- TASK DETAILS -
Go through the records and copy each line where the word "дисциплиной" occurs.

**** DATASET RECORDS ****

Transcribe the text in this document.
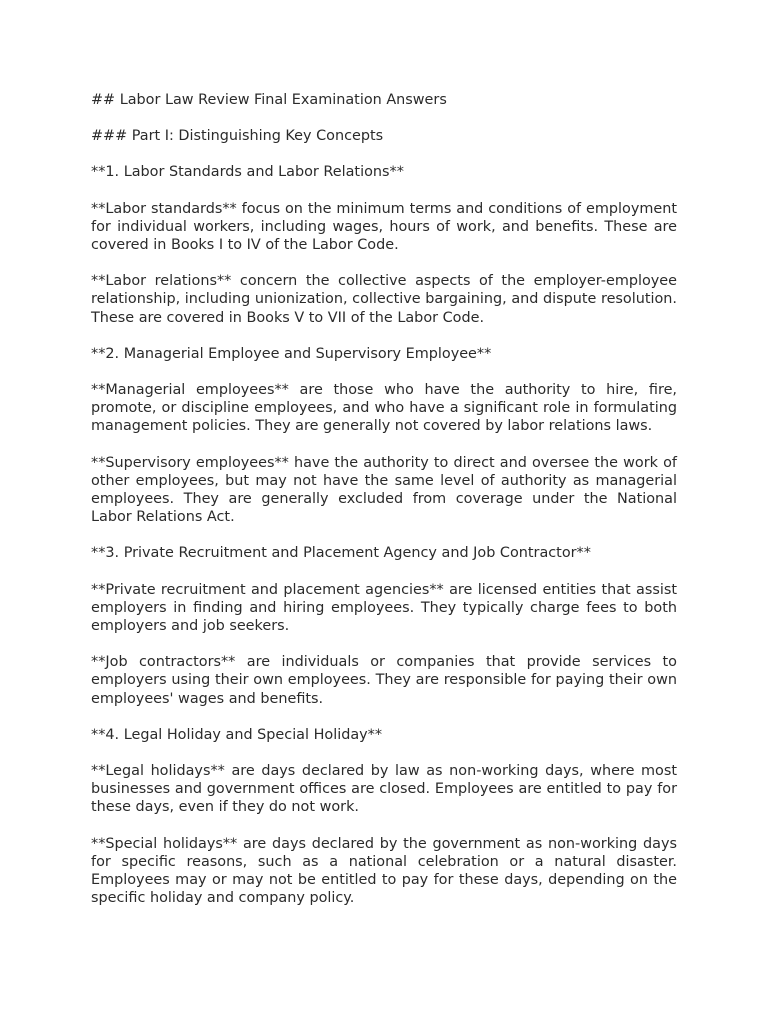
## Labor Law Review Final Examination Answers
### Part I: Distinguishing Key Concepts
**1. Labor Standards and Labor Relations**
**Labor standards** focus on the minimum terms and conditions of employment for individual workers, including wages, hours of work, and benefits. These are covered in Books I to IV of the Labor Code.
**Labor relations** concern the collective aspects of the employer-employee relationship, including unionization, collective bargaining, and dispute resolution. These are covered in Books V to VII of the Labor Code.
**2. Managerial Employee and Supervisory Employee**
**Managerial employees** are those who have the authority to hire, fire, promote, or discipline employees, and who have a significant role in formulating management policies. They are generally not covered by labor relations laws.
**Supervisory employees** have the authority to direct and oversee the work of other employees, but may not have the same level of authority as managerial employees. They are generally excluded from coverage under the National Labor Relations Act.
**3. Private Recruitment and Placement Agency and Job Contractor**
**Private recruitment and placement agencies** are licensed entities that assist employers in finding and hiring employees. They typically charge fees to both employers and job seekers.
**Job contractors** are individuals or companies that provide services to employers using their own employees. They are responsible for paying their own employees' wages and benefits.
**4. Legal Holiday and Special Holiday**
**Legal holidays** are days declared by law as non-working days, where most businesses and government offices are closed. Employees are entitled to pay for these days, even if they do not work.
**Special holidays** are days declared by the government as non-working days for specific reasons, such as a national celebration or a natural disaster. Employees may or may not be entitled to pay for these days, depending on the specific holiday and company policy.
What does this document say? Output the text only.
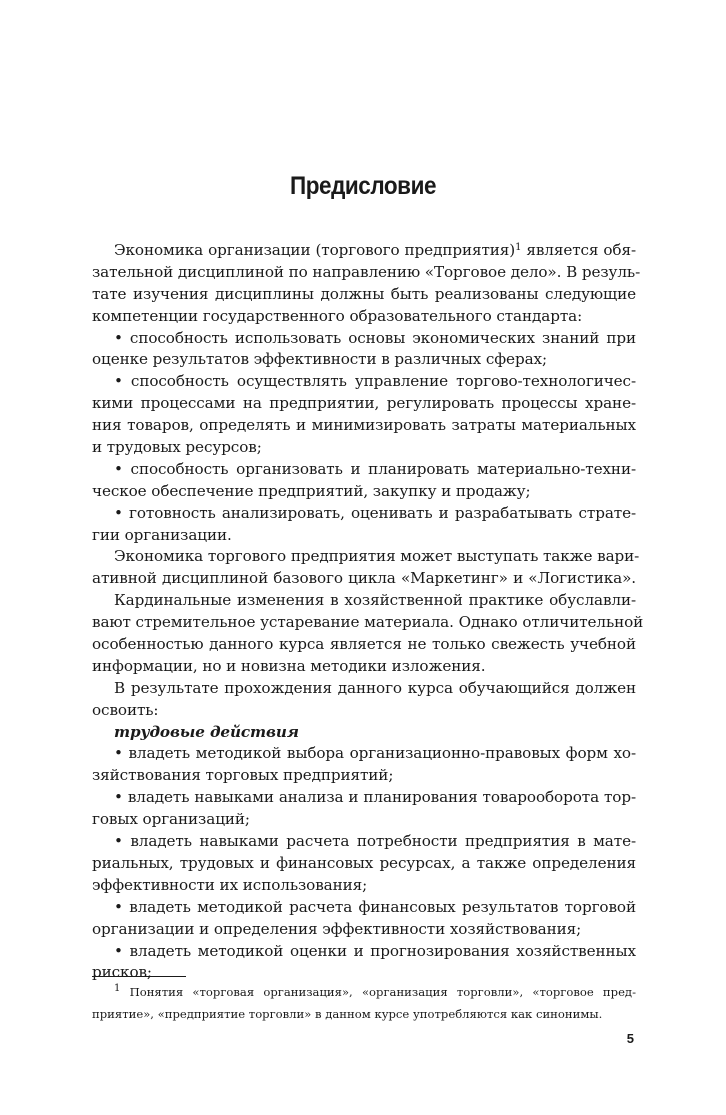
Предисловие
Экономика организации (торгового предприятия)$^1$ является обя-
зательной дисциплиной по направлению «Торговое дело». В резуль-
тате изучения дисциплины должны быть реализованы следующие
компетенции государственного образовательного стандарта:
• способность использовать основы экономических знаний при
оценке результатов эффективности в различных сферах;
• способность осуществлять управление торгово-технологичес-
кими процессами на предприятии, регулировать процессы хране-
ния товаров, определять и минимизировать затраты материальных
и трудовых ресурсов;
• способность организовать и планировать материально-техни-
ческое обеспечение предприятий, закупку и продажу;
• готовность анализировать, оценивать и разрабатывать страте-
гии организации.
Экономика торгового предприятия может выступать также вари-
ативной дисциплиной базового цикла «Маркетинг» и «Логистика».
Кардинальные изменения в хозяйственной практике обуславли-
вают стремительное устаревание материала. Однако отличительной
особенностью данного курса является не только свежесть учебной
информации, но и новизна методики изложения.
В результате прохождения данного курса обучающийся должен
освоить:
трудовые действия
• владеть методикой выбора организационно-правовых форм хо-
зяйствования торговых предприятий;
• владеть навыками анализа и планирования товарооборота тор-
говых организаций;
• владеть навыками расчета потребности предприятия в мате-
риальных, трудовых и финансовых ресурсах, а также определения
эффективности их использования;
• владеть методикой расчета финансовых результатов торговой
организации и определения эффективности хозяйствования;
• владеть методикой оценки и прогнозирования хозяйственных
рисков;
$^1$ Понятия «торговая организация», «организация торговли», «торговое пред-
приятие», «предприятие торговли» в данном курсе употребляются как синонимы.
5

****
**** DATASET RECORDS ****

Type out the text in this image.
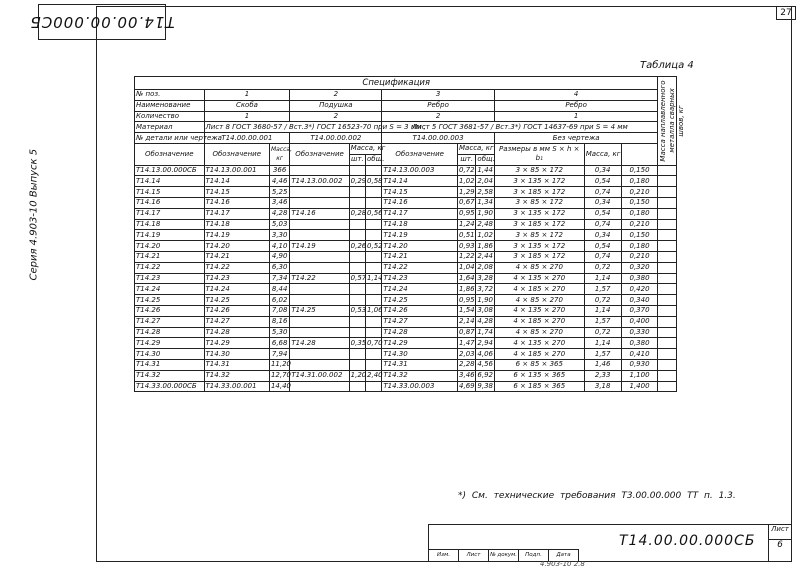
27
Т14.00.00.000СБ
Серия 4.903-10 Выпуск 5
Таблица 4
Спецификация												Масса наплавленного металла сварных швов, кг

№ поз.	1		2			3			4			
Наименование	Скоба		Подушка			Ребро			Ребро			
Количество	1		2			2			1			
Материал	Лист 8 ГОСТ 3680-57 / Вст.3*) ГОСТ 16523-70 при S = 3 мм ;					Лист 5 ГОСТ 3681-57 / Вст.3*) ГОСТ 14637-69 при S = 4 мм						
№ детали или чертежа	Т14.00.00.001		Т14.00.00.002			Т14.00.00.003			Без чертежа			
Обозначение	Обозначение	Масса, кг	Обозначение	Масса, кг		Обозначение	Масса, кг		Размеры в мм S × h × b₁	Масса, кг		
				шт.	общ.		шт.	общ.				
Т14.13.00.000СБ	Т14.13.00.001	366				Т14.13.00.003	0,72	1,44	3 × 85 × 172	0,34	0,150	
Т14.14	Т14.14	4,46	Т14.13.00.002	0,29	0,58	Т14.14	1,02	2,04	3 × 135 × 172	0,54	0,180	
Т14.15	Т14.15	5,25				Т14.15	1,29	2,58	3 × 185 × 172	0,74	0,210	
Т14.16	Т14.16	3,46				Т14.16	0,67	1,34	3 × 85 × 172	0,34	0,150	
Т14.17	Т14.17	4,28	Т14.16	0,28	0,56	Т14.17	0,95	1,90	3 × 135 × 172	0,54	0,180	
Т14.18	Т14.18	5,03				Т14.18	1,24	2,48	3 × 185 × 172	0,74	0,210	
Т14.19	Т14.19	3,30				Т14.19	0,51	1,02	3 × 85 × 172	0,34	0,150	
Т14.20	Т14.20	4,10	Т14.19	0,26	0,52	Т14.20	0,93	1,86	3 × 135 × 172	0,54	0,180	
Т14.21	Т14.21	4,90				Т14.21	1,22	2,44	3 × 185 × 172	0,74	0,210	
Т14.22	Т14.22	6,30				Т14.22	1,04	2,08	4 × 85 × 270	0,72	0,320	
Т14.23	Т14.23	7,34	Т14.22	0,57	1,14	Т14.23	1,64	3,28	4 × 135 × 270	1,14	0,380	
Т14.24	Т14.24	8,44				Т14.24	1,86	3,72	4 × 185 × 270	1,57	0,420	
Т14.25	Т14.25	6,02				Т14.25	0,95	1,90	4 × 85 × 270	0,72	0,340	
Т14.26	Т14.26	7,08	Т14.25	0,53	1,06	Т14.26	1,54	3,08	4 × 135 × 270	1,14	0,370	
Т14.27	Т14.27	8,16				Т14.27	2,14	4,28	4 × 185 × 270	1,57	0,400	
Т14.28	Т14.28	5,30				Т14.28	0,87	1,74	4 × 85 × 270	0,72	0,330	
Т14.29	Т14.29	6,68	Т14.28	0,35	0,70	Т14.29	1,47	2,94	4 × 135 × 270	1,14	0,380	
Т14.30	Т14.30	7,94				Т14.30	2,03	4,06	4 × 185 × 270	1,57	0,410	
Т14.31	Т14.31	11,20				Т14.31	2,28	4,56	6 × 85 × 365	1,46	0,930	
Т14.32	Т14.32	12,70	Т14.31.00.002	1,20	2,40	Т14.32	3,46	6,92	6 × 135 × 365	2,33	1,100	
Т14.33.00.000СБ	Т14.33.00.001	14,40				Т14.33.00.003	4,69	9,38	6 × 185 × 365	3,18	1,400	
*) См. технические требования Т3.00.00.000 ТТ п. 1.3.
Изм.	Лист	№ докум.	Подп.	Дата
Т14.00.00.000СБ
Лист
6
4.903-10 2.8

****
**** DATASET RECORDS ****

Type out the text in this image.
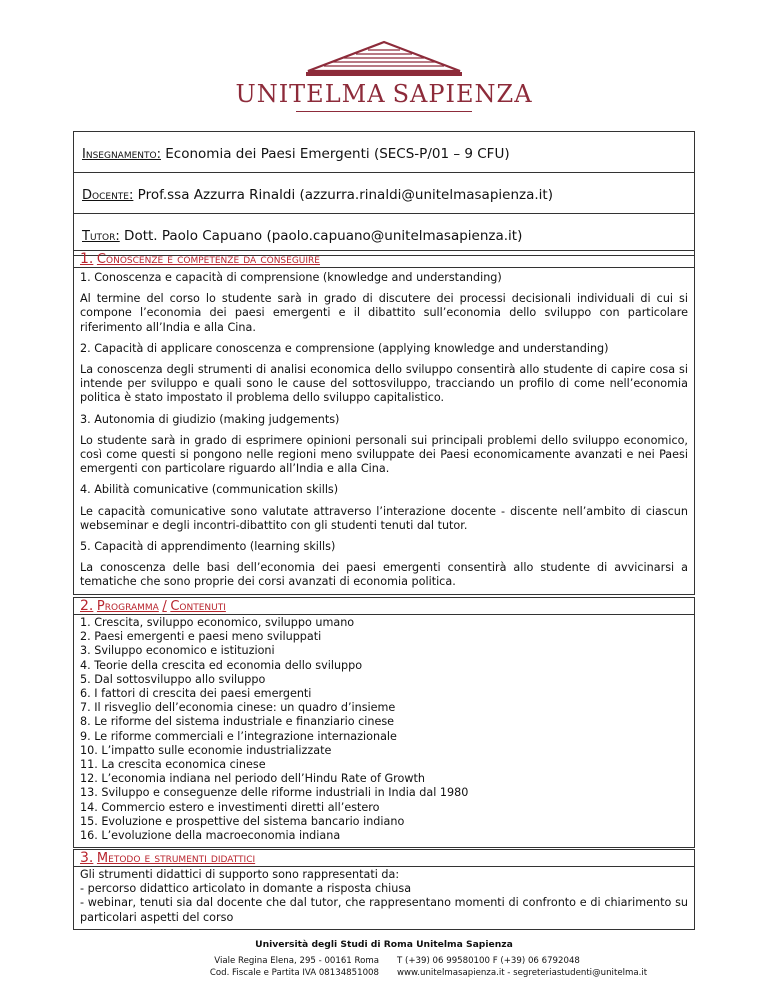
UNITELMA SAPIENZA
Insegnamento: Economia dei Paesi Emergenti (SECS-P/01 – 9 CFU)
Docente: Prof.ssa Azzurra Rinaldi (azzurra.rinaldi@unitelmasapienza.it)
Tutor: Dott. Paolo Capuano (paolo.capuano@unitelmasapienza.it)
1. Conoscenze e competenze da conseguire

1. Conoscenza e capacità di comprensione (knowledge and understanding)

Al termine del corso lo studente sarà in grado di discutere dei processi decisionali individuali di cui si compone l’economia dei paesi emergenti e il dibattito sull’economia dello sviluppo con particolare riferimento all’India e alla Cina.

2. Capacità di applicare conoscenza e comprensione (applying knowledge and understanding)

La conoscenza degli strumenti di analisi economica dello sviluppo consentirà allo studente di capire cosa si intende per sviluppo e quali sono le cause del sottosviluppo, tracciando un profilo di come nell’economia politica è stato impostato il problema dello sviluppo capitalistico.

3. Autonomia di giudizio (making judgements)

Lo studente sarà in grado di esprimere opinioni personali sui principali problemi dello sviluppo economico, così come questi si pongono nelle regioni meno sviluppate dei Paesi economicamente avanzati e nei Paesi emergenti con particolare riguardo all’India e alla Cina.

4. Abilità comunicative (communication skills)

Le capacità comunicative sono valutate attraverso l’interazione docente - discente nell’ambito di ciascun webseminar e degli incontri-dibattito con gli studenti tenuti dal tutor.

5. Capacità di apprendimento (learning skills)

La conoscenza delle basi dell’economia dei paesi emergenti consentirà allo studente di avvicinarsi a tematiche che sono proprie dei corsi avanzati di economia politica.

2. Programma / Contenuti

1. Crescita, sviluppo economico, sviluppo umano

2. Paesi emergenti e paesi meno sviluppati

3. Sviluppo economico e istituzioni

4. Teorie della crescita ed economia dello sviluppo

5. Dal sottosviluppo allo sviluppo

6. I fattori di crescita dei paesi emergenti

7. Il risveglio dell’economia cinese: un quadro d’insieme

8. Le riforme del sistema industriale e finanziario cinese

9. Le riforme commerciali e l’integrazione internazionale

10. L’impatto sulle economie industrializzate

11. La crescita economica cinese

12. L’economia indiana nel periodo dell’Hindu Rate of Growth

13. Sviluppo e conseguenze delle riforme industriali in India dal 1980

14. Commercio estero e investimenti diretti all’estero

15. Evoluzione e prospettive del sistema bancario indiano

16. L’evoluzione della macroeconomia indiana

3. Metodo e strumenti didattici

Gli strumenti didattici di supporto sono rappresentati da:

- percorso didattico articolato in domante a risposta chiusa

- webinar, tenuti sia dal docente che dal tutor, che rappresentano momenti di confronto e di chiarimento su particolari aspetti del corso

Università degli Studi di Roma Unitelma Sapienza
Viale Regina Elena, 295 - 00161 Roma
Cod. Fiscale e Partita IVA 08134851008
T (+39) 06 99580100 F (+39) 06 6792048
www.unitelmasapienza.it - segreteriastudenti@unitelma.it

****

- EXERCISE OUTPUT -
зательной дисциплиной по направлению «Торговое дело». В резуль-
ативной дисциплиной базового цикла «Маркетинг» и «Логистика».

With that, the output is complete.